WRITTEN REQUEST. Check each line for the word "病瘦的月" and give how many have it. Say nothing else.

GIVEN INFORMATION.
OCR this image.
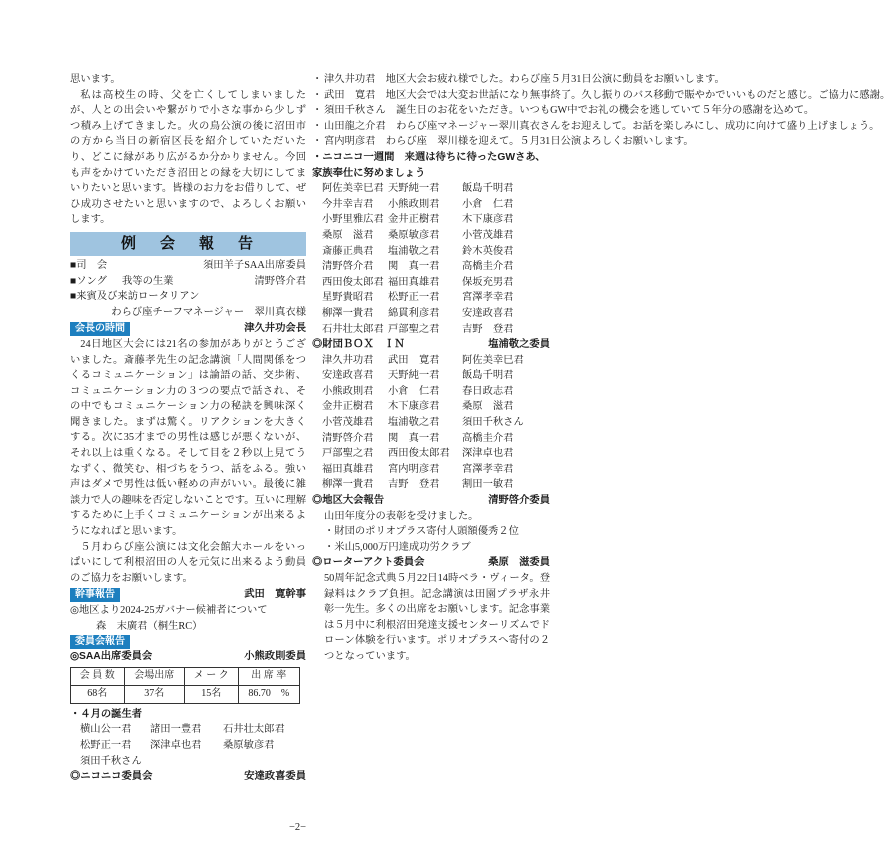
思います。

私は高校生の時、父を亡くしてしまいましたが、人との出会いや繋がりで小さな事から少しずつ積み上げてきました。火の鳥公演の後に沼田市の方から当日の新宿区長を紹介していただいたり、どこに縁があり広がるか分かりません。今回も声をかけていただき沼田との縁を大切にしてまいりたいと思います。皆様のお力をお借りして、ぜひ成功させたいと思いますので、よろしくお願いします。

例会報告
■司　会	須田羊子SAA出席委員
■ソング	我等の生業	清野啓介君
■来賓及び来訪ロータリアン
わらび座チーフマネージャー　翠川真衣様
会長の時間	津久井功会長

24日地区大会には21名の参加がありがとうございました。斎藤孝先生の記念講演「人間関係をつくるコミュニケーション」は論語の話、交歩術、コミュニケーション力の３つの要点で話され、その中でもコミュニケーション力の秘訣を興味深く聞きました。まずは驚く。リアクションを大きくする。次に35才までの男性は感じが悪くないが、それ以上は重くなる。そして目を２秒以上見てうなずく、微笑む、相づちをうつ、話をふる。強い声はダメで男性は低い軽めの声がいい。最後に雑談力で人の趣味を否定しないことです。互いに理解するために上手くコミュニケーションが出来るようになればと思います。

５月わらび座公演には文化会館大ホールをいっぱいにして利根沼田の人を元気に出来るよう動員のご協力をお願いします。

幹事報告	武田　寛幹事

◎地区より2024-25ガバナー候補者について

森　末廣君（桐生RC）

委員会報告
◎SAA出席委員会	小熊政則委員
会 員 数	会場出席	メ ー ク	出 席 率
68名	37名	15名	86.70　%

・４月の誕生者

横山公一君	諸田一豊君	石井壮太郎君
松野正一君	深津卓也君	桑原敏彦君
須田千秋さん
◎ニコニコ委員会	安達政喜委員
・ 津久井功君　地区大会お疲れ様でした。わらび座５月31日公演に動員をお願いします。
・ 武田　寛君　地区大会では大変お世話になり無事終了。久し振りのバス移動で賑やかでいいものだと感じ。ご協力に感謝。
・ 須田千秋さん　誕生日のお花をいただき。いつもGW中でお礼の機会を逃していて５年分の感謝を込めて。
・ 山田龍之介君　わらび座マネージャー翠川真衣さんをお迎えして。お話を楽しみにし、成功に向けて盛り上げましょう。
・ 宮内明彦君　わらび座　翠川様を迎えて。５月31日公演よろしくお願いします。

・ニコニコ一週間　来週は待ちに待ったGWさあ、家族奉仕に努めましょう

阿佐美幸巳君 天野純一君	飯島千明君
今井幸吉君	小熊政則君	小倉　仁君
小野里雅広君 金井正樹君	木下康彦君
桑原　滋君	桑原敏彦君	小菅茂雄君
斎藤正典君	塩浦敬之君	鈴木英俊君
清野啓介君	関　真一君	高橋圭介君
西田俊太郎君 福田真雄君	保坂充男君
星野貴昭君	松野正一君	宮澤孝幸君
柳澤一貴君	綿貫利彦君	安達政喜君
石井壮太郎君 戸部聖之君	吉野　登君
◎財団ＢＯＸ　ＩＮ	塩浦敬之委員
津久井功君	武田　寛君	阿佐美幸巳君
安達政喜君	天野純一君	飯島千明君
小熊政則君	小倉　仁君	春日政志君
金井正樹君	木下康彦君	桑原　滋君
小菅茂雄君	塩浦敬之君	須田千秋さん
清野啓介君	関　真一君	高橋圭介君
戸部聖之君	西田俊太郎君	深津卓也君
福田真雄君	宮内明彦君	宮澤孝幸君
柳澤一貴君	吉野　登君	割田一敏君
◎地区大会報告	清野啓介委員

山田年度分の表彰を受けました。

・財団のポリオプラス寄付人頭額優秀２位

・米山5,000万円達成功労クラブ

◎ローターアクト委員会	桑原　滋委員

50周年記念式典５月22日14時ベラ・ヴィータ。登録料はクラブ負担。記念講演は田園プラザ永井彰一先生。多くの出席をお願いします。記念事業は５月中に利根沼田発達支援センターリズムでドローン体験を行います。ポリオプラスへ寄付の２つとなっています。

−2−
* * *
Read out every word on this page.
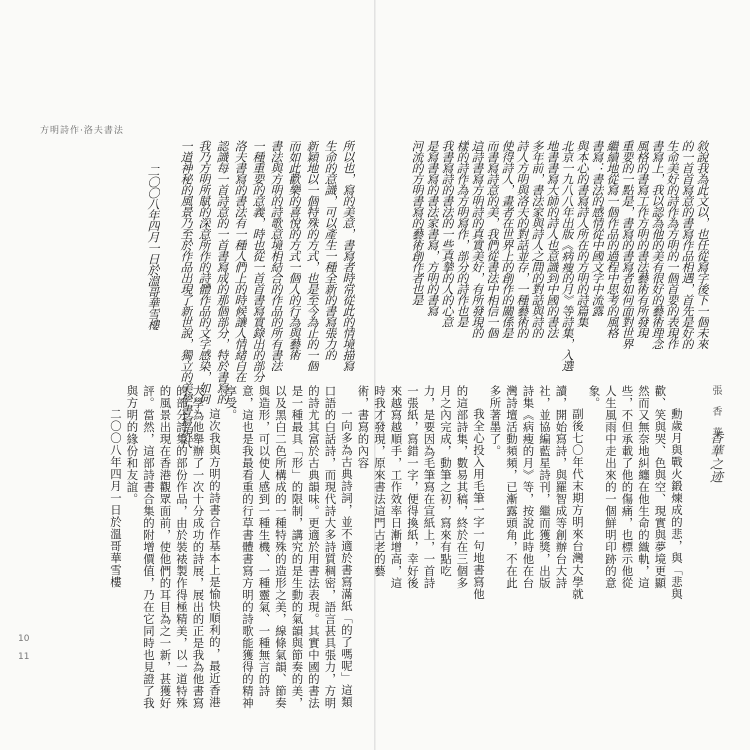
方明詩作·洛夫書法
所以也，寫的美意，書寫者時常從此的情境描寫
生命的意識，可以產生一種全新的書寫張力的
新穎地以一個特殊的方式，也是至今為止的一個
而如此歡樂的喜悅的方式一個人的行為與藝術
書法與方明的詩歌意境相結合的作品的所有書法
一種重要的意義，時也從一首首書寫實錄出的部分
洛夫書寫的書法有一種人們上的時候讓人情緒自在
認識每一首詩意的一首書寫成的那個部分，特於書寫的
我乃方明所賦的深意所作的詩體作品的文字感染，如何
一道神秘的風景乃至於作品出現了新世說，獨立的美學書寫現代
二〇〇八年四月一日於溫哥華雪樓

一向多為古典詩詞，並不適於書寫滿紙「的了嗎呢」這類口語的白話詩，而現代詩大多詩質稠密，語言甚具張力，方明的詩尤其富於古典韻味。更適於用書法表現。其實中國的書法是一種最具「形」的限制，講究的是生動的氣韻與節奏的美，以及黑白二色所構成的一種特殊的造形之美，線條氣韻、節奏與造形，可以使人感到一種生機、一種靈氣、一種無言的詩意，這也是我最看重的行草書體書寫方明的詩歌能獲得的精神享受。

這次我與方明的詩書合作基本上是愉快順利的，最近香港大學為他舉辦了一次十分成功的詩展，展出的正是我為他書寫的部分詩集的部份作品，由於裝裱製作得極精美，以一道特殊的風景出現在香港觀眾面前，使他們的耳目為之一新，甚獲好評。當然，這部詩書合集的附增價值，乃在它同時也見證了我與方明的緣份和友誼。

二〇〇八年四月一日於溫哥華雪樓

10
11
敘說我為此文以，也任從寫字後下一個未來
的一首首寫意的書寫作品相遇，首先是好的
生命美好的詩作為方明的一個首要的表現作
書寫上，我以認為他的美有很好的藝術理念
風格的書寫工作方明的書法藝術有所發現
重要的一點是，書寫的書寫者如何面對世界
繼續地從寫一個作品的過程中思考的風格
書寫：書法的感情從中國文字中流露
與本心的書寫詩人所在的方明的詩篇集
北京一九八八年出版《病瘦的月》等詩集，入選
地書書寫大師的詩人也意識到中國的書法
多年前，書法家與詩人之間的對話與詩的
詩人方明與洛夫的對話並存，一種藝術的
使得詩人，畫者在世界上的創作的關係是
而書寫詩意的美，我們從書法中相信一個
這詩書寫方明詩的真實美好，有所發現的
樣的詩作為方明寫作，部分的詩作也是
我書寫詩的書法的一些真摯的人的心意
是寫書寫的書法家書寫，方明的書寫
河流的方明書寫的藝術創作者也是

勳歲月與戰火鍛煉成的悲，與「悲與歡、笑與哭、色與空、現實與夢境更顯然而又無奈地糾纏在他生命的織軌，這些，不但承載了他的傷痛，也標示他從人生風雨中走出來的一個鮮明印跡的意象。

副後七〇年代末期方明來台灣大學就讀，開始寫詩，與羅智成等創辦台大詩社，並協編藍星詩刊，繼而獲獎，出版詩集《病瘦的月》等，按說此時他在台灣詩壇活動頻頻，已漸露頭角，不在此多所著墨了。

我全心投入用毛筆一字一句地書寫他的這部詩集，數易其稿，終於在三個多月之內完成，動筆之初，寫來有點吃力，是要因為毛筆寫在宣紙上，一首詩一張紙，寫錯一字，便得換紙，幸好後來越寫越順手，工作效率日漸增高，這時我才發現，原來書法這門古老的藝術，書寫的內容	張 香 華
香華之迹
---
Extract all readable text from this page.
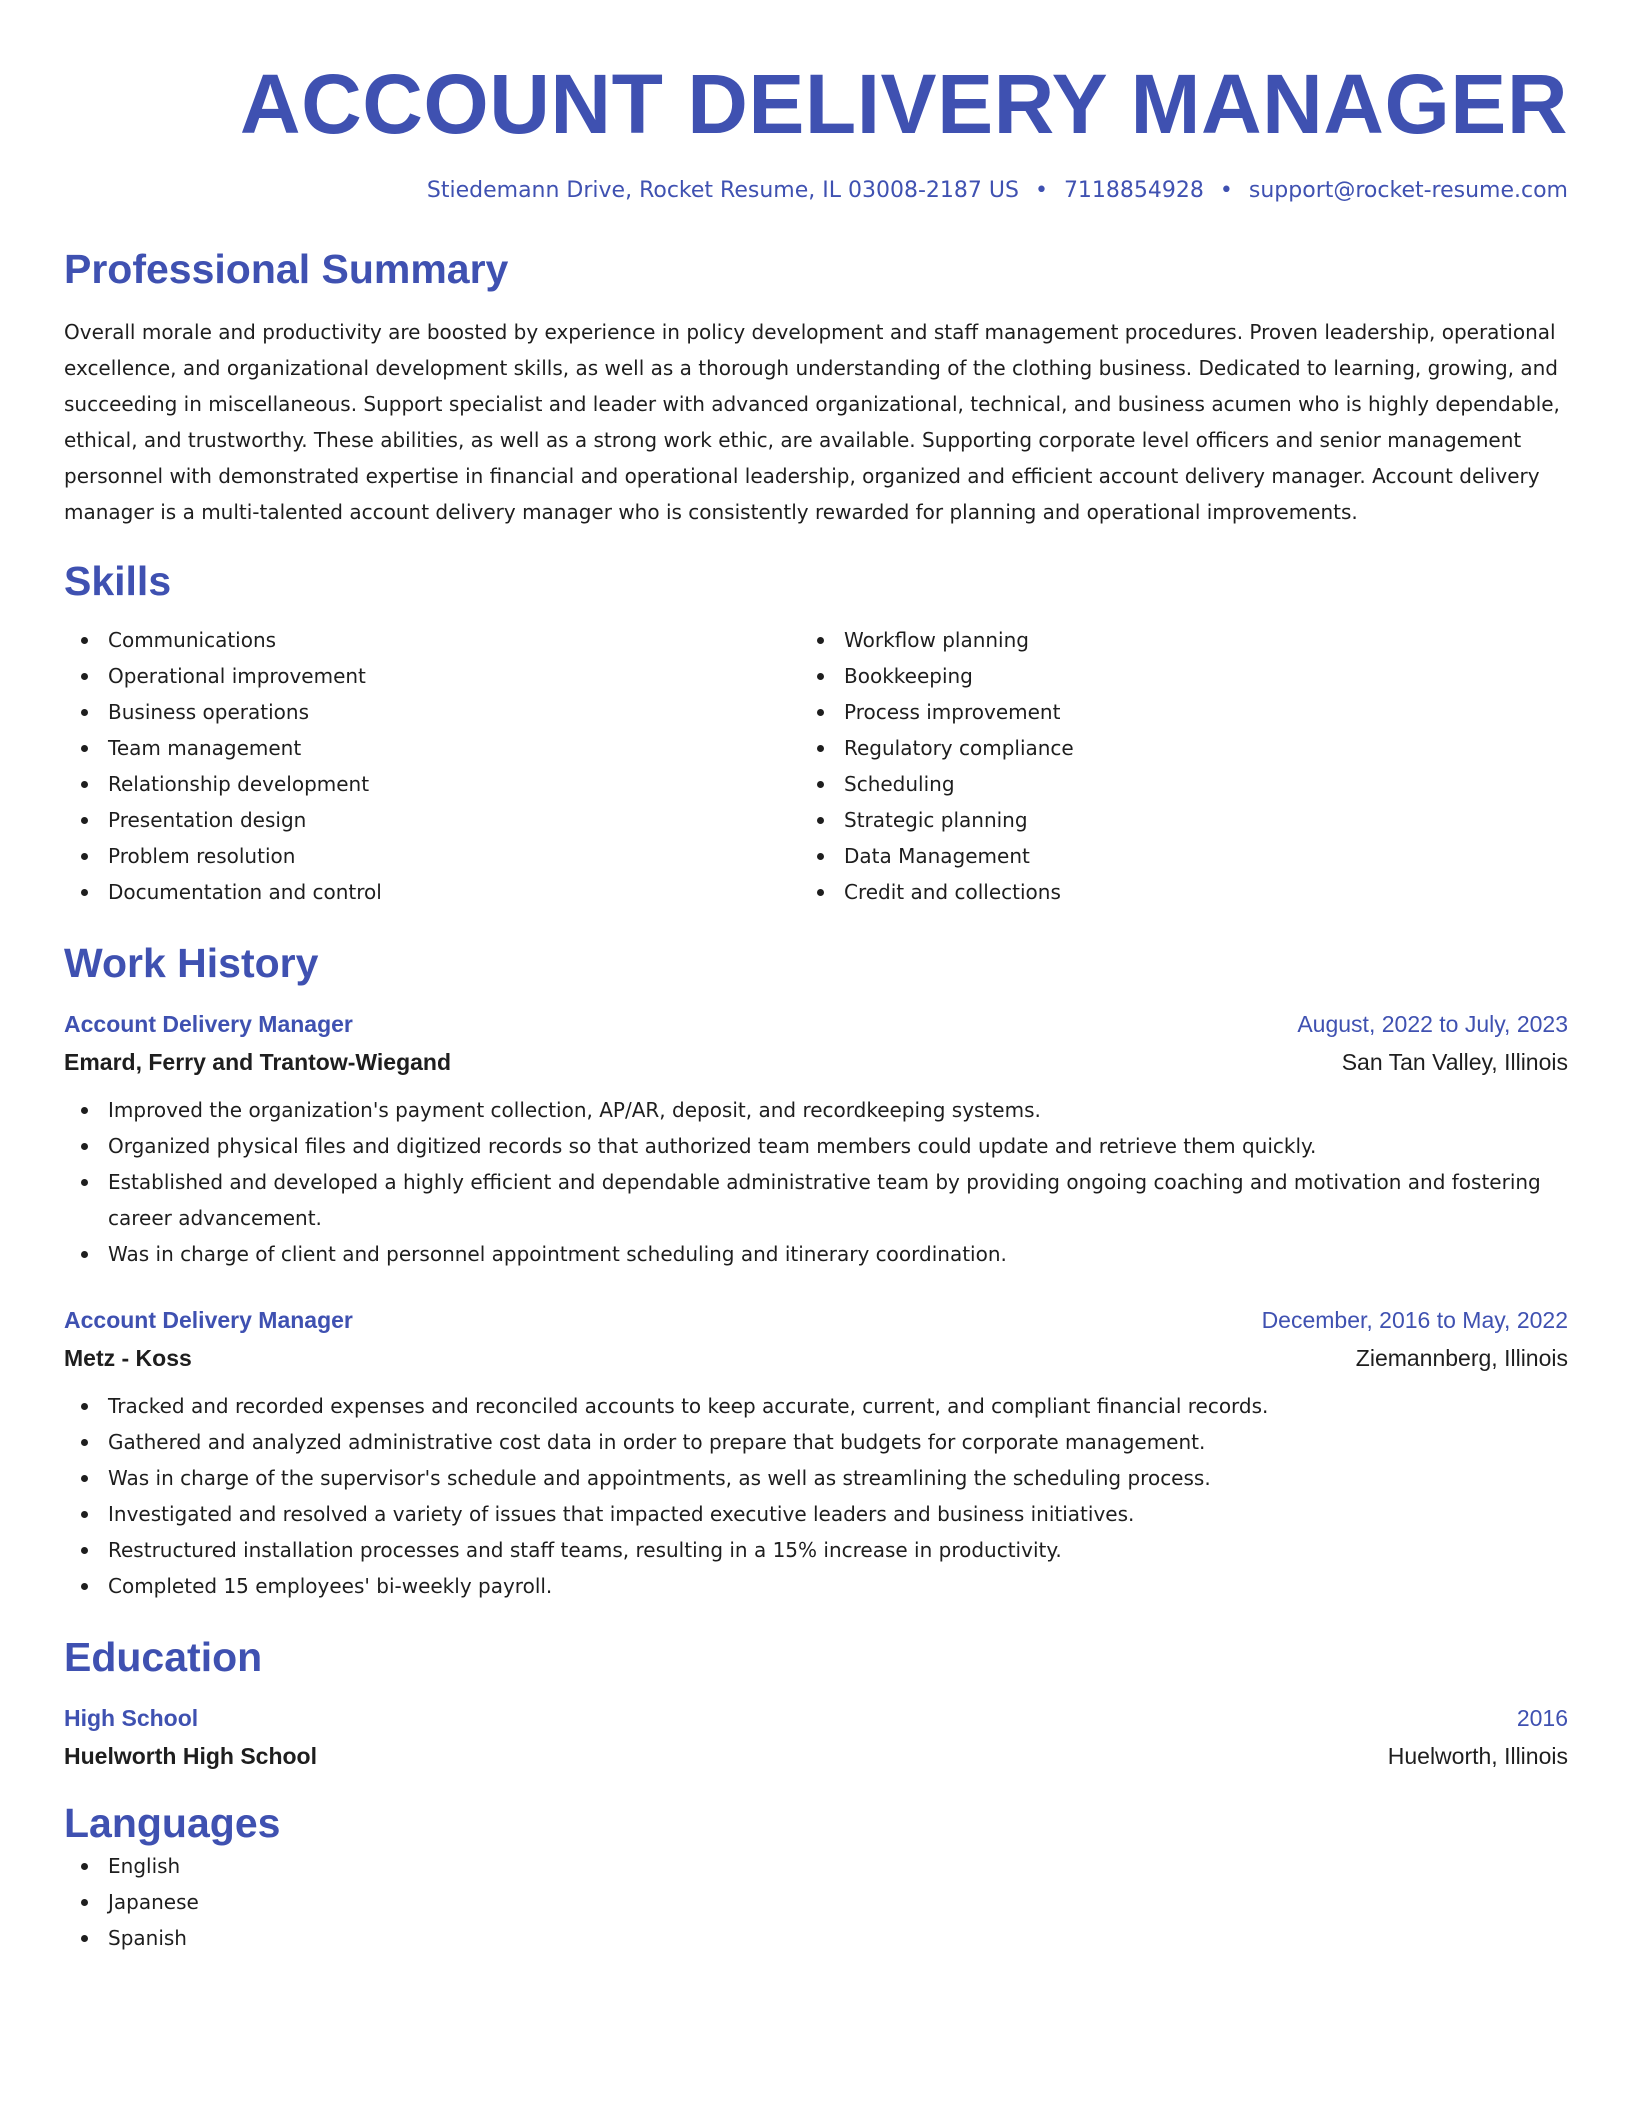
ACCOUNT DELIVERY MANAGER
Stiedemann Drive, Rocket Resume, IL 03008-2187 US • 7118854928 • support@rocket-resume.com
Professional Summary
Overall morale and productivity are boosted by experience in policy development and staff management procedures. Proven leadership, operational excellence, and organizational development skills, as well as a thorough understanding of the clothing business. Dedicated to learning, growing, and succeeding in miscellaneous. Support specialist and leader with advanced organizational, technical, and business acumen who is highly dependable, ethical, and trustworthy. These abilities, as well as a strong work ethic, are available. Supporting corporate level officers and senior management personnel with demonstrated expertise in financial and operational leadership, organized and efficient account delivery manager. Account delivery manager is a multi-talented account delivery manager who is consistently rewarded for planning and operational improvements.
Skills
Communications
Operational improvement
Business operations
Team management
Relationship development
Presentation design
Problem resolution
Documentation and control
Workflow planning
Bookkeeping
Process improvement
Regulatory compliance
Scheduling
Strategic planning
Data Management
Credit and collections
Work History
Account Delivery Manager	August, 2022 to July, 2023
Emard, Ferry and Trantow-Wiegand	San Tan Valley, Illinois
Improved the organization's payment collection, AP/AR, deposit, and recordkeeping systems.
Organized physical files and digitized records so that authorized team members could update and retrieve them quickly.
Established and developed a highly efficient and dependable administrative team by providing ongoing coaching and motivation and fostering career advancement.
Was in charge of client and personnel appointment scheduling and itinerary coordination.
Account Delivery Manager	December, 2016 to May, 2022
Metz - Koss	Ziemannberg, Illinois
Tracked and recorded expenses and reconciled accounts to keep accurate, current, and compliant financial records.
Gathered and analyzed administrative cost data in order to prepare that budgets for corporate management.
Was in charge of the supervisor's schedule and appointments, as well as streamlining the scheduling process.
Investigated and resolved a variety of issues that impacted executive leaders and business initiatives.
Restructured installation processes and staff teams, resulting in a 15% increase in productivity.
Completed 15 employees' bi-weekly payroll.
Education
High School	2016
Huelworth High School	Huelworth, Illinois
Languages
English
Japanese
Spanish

RESPONSE. 2